── Text for analysis ──

Maybe one of the most important books I read this year, just because I feel like Marxists theorizing about metabolism in 2024 should not be stuck only theorizing with the science of 19th century chemists that Marx was reading. Read Liebig and Johnston to better understand Marx, but also consider reading 21st century biochemists so you might be a better materialist and understand how matter functions, moves, and transforms itself in such beautiful and complicated ways! You don't need to be a Foucauldian like Landecker, but Landecker does know how to do close readings of biochemistry very well, so I think she's definitely worth reading, even if you just think in terms of social metabolism alone. Think about all the living organisms on this planet, the matter that they consist of, and how they ingest parts of their environment and other organisms and turn this material into parts of their own bodies, and how all these living organisms are composed of cells and materials transformed and produced by cells and the chemical reactions they make possible, and then ask yourself what it means to be a materialist in the 21st century. That will even enrich your notions of social metabolism, not to speak of metabolism as more than just a metaphor.
Schwann is only mentioned once in this book, but there is a huge amount on Liebig. But perhaps the most significant thing I encountered in this book, which has become a central part of my own research agenda in bringing the history of energy technologies and infrastructure into dialogue with the history of metabolism as a life science of energy has been my first encounter with ATP synthase in this book!
“Cells need a much more ‘liquid’ source of energy to power the cellular pumps, motors, and enzymes and other components of the never resting cellular machinery. In effect they need a universal and easily exchangeable energy currency. And, across the living world, the main molecule that fulfils this role is adenosine triphosphate (ATP).”
“This proton gradient is in effect a store of potential energy. And in much the same way water can flow downhill through a turbine to convert potential kinetic energy into electricity, protons flow through another protein called ATP synthase (which even turns like a turbine!), resulting in the conversion of ADP and a phosphate ion (Pi) to ATP."

───

Problems to work on:
**A.** In the metabolism passage, which molecule is named as the main energy currency across the living world?
**B.** Write out the metabolism passage verbatim between "Schwann is only" and "in this book!", inclusive.

── Data supplied ──

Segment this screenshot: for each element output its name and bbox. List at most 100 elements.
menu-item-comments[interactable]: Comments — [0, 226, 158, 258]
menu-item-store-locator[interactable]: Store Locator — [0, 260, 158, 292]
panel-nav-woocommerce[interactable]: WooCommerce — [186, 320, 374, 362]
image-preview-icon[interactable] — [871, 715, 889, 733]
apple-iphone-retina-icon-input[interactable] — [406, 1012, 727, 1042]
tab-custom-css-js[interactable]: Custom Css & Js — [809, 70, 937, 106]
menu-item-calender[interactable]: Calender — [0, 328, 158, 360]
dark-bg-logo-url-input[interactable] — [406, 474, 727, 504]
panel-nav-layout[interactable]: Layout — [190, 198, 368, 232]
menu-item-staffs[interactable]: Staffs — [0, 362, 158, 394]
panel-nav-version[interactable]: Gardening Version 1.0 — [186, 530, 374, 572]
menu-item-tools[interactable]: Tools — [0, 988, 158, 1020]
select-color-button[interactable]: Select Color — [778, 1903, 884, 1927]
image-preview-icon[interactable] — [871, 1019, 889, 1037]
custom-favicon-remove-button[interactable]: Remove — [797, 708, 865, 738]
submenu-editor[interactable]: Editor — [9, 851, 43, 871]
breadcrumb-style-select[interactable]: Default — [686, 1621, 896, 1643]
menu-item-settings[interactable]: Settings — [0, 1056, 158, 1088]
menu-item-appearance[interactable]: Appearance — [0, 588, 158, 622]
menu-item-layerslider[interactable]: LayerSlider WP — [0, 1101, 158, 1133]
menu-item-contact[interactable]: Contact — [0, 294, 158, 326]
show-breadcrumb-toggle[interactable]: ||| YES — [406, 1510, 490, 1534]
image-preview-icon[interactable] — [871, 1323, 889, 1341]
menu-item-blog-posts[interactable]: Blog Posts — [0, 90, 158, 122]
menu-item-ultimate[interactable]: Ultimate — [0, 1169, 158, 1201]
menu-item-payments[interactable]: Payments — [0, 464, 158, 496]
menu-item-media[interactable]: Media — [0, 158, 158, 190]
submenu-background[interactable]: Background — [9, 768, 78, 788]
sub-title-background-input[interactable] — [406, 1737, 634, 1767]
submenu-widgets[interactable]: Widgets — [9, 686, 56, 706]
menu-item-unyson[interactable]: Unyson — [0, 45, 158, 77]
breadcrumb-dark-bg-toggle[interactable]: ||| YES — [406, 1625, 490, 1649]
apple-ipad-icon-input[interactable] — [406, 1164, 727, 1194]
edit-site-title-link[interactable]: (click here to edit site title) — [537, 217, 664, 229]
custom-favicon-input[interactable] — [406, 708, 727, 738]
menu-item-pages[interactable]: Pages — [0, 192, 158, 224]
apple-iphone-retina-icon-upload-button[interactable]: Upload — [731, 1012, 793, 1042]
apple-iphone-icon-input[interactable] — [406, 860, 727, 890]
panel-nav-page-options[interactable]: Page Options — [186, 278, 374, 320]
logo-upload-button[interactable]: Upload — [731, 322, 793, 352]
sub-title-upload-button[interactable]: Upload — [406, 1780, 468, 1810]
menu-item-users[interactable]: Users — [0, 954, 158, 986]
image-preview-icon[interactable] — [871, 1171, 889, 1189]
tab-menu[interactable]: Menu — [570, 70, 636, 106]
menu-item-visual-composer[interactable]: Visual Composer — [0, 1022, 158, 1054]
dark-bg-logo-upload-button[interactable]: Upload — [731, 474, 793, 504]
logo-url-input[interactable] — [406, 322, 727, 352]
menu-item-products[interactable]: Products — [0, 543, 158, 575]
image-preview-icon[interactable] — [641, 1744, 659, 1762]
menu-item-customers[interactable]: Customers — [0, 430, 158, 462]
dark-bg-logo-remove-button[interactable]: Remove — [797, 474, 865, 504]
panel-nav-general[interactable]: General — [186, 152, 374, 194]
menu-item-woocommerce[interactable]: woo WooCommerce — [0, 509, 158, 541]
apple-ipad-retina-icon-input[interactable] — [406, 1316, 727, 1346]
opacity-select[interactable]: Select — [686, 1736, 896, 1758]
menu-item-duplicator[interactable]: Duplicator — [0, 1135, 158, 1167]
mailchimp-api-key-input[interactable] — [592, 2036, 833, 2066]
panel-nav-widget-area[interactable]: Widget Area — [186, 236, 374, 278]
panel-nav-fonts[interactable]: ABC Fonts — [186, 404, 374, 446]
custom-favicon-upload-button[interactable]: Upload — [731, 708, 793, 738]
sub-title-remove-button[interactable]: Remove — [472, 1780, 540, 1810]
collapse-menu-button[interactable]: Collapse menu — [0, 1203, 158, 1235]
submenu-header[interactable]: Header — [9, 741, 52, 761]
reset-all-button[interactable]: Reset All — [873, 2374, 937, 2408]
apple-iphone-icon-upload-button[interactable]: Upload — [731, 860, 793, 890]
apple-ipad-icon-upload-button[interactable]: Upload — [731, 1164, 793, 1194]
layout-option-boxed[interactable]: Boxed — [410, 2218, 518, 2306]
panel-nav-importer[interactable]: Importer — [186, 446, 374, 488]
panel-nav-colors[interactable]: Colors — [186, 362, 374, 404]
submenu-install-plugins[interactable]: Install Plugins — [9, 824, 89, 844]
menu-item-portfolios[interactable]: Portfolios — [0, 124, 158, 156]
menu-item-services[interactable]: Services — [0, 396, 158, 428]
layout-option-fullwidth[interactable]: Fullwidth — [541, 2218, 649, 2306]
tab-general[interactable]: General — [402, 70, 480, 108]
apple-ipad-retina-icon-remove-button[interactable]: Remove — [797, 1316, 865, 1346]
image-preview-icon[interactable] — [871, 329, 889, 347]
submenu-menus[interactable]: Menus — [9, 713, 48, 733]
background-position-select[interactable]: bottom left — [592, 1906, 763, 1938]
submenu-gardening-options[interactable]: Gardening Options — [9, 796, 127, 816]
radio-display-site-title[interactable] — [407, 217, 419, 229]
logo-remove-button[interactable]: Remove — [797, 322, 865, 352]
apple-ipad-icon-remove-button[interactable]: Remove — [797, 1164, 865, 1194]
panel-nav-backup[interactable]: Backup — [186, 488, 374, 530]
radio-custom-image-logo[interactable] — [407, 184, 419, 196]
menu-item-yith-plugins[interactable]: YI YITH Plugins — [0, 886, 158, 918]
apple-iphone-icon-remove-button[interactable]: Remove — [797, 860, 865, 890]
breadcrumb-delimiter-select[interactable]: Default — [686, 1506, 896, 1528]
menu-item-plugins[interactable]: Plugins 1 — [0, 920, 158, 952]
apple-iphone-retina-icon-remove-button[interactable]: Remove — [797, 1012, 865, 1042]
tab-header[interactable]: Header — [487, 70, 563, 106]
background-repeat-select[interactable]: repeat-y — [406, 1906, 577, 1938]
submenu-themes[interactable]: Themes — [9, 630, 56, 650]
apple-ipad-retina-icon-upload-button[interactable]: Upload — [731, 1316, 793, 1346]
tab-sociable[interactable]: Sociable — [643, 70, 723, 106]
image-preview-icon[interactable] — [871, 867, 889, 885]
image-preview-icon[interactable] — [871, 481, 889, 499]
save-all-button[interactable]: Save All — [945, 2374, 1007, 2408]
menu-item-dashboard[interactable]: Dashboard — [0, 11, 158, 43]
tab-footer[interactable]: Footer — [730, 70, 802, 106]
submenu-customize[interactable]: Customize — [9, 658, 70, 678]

───

Answers in order:
**A.** Adenosine triphosphate (ATP).

**B.**
Schwann is only mentioned once in this book, but there is a huge amount on Liebig. But perhaps the most significant thing I encountered in this book, which has become a central part of my own research agenda in bringing the history of energy technologies and infrastructure into dialogue with the history of metabolism as a life science of energy has been my first encounter with ATP synthase in this book!